To be done: Gather every line below where "Glass" appears.

Saved entries
--- begin ---
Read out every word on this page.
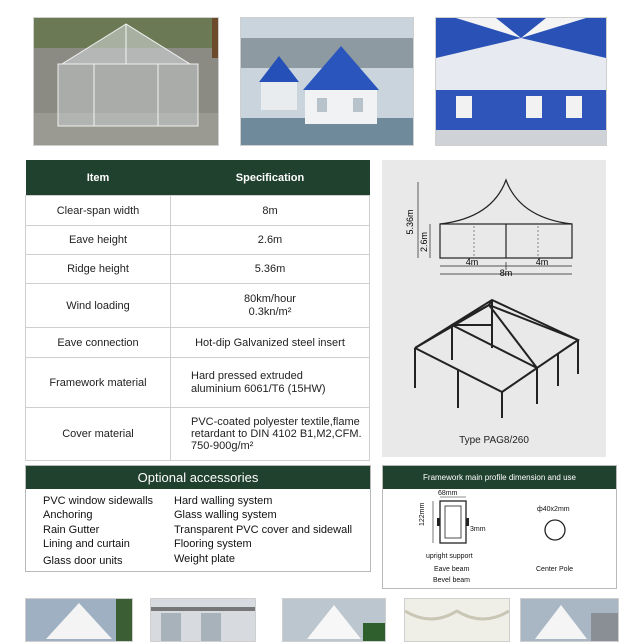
Item	Specification
Clear-span width	8m
Eave height	2.6m
Ridge height	5.36m
Wind loading	80km/hour
0.3kn/m²

Eave connection	Hot-dip Galvanized steel insert
Framework material	Hard pressed extruded
aluminium 6061/T6 (15HW)

Cover material	PVC-coated polyester textile,flame
retardant to DIN 4102 B1,M2,CFM.
750-900g/m²
5.36m
2.6m
4m	4m
8m
Type PAG8/260
Optional accessories
PVC window sidewalls
Anchoring
Rain Gutter
Lining and curtain
Glass door units
Hard walling system
Glass walling system
Transparent PVC cover and sidewall
Flooring system
Weight plate
Framework main profile dimension and use
68mm
122mm
3mm
ф40x2mm
upright support
Eave beam
Bevel beam
Center Pole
--- end ---
Finished answer:
Glass door units
Glass walling system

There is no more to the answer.